Give the records back in full, exactly as they read.

--- start Listed entries ---

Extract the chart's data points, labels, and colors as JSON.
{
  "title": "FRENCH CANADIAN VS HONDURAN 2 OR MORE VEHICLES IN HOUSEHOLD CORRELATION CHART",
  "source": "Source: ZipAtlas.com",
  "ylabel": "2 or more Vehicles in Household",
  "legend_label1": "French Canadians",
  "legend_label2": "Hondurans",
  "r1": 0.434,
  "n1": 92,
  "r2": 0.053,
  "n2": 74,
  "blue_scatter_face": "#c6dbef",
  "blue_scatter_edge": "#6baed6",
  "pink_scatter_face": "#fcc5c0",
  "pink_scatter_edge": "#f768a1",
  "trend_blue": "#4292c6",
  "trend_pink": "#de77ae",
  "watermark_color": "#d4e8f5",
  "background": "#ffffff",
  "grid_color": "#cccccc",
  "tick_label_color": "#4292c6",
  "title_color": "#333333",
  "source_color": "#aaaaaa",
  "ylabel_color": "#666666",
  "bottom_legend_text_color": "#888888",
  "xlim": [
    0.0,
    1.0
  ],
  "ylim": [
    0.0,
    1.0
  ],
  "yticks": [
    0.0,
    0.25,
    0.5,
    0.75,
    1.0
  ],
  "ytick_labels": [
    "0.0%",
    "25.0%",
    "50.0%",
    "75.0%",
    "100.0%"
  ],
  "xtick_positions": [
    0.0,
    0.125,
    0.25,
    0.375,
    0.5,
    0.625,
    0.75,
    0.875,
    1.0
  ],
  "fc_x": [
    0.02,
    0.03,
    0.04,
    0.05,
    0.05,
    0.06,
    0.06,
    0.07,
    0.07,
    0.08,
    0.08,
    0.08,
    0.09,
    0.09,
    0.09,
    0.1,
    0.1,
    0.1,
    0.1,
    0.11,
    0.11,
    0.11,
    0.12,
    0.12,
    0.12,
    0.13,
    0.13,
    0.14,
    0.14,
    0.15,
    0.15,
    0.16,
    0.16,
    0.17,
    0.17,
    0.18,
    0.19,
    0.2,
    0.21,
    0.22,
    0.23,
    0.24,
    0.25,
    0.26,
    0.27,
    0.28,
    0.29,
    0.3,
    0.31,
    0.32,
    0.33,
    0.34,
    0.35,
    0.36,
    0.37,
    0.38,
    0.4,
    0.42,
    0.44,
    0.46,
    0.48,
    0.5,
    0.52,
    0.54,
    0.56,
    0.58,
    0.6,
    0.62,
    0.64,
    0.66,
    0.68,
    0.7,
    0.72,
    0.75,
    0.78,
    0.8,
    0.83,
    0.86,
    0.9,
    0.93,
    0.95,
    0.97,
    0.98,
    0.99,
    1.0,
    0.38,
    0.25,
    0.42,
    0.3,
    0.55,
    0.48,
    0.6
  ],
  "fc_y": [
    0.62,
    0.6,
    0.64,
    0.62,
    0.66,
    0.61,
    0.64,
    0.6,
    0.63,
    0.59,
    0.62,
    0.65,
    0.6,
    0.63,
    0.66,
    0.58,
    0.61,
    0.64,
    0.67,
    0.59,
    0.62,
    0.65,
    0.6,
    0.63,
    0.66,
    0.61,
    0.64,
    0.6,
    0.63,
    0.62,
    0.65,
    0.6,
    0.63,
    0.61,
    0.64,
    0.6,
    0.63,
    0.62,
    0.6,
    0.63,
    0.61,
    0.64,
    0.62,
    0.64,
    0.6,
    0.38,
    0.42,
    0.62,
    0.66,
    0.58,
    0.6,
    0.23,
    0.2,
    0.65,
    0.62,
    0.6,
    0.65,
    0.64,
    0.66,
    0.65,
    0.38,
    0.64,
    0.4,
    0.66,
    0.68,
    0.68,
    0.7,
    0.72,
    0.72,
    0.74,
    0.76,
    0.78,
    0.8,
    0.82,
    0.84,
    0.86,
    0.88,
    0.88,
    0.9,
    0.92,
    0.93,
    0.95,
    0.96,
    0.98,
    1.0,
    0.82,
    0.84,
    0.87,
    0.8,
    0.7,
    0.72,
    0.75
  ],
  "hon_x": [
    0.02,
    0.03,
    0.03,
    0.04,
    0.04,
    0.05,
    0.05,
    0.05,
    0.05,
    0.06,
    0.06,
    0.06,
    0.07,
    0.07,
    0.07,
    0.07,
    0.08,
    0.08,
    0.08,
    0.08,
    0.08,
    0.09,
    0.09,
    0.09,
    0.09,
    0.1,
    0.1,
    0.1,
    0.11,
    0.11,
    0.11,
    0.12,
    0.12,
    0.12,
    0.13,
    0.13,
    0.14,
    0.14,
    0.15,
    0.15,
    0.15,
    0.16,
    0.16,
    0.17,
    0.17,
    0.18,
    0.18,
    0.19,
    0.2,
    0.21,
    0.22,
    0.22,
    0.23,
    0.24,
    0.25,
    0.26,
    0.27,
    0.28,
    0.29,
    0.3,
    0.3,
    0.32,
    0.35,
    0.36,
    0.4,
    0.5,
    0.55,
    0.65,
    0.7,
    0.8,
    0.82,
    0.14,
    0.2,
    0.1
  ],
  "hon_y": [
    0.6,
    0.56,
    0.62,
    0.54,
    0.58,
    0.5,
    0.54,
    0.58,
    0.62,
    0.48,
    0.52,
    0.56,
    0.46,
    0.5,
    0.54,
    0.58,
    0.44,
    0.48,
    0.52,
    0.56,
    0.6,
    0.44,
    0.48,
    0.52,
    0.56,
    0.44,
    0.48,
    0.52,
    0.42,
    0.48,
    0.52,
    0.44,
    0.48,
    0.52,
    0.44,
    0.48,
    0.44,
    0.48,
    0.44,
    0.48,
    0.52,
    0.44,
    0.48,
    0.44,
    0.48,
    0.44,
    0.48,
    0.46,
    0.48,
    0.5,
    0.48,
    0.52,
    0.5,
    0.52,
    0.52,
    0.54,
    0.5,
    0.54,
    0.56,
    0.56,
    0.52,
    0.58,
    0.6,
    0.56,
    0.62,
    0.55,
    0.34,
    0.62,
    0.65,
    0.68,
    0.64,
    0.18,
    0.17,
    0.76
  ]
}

--- end Listed entries ---

## Reply to the task
Extract the chart's data points, labels, and colors as JSON.
{
  "title": "FRENCH CANADIAN VS HONDURAN 2 OR MORE VEHICLES IN HOUSEHOLD CORRELATION CHART",
  "source": "Source: ZipAtlas.com",
  "ylabel": "2 or more Vehicles in Household",
  "legend_label1": "French Canadians",
  "legend_label2": "Hondurans",
  "r1": 0.434,
  "n1": 92,
  "r2": 0.053,
  "n2": 74,
  "blue_scatter_face": "#c6dbef",
  "blue_scatter_edge": "#6baed6",
  "pink_scatter_face": "#fcc5c0",
  "pink_scatter_edge": "#f768a1",
  "trend_blue": "#4292c6",
  "trend_pink": "#de77ae",
  "watermark_color": "#d4e8f5",
  "background": "#ffffff",
  "grid_color": "#cccccc",
  "tick_label_color": "#4292c6",
  "title_color": "#333333",
  "source_color": "#aaaaaa",
  "ylabel_color": "#666666",
  "bottom_legend_text_color": "#888888",
  "xlim": [
    0.0,
    1.0
  ],
  "ylim": [
    0.0,
    1.0
  ],
  "yticks": [
    0.0,
    0.25,
    0.5,
    0.75,
    1.0
  ],
  "ytick_labels": [
    "0.0%",
    "25.0%",
    "50.0%",
    "75.0%",
    "100.0%"
  ],
  "xtick_positions": [
    0.0,
    0.125,
    0.25,
    0.375,
    0.5,
    0.625,
    0.75,
    0.875,
    1.0
  ],
  "fc_x": [
    0.02,
    0.03,
    0.04,
    0.05,
    0.05,
    0.06,
    0.06,
    0.07,
    0.07,
    0.08,
    0.08,
    0.08,
    0.09,
    0.09,
    0.09,
    0.1,
    0.1,
    0.1,
    0.1,
    0.11,
    0.11,
    0.11,
    0.12,
    0.12,
    0.12,
    0.13,
    0.13,
    0.14,
    0.14,
    0.15,
    0.15,
    0.16,
    0.16,
    0.17,
    0.17,
    0.18,
    0.19,
    0.2,
    0.21,
    0.22,
    0.23,
    0.24,
    0.25,
    0.26,
    0.27,
    0.28,
    0.29,
    0.3,
    0.31,
    0.32,
    0.33,
    0.34,
    0.35,
    0.36,
    0.37,
    0.38,
    0.4,
    0.42,
    0.44,
    0.46,
    0.48,
    0.5,
    0.52,
    0.54,
    0.56,
    0.58,
    0.6,
    0.62,
    0.64,
    0.66,
    0.68,
    0.7,
    0.72,
    0.75,
    0.78,
    0.8,
    0.83,
    0.86,
    0.9,
    0.93,
    0.95,
    0.97,
    0.98,
    0.99,
    1.0,
    0.38,
    0.25,
    0.42,
    0.3,
    0.55,
    0.48,
    0.6
  ],
  "fc_y": [
    0.62,
    0.6,
    0.64,
    0.62,
    0.66,
    0.61,
    0.64,
    0.6,
    0.63,
    0.59,
    0.62,
    0.65,
    0.6,
    0.63,
    0.66,
    0.58,
    0.61,
    0.64,
    0.67,
    0.59,
    0.62,
    0.65,
    0.6,
    0.63,
    0.66,
    0.61,
    0.64,
    0.6,
    0.63,
    0.62,
    0.65,
    0.6,
    0.63,
    0.61,
    0.64,
    0.6,
    0.63,
    0.62,
    0.6,
    0.63,
    0.61,
    0.64,
    0.62,
    0.64,
    0.6,
    0.38,
    0.42,
    0.62,
    0.66,
    0.58,
    0.6,
    0.23,
    0.2,
    0.65,
    0.62,
    0.6,
    0.65,
    0.64,
    0.66,
    0.65,
    0.38,
    0.64,
    0.4,
    0.66,
    0.68,
    0.68,
    0.7,
    0.72,
    0.72,
    0.74,
    0.76,
    0.78,
    0.8,
    0.82,
    0.84,
    0.86,
    0.88,
    0.88,
    0.9,
    0.92,
    0.93,
    0.95,
    0.96,
    0.98,
    1.0,
    0.82,
    0.84,
    0.87,
    0.8,
    0.7,
    0.72,
    0.75
  ],
  "hon_x": [
    0.02,
    0.03,
    0.03,
    0.04,
    0.04,
    0.05,
    0.05,
    0.05,
    0.05,
    0.06,
    0.06,
    0.06,
    0.07,
    0.07,
    0.07,
    0.07,
    0.08,
    0.08,
    0.08,
    0.08,
    0.08,
    0.09,
    0.09,
    0.09,
    0.09,
    0.1,
    0.1,
    0.1,
    0.11,
    0.11,
    0.11,
    0.12,
    0.12,
    0.12,
    0.13,
    0.13,
    0.14,
    0.14,
    0.15,
    0.15,
    0.15,
    0.16,
    0.16,
    0.17,
    0.17,
    0.18,
    0.18,
    0.19,
    0.2,
    0.21,
    0.22,
    0.22,
    0.23,
    0.24,
    0.25,
    0.26,
    0.27,
    0.28,
    0.29,
    0.3,
    0.3,
    0.32,
    0.35,
    0.36,
    0.4,
    0.5,
    0.55,
    0.65,
    0.7,
    0.8,
    0.82,
    0.14,
    0.2,
    0.1
  ],
  "hon_y": [
    0.6,
    0.56,
    0.62,
    0.54,
    0.58,
    0.5,
    0.54,
    0.58,
    0.62,
    0.48,
    0.52,
    0.56,
    0.46,
    0.5,
    0.54,
    0.58,
    0.44,
    0.48,
    0.52,
    0.56,
    0.6,
    0.44,
    0.48,
    0.52,
    0.56,
    0.44,
    0.48,
    0.52,
    0.42,
    0.48,
    0.52,
    0.44,
    0.48,
    0.52,
    0.44,
    0.48,
    0.44,
    0.48,
    0.44,
    0.48,
    0.52,
    0.44,
    0.48,
    0.44,
    0.48,
    0.44,
    0.48,
    0.46,
    0.48,
    0.5,
    0.48,
    0.52,
    0.5,
    0.52,
    0.52,
    0.54,
    0.5,
    0.54,
    0.56,
    0.56,
    0.52,
    0.58,
    0.6,
    0.56,
    0.62,
    0.55,
    0.34,
    0.62,
    0.65,
    0.68,
    0.64,
    0.18,
    0.17,
    0.76
  ]
}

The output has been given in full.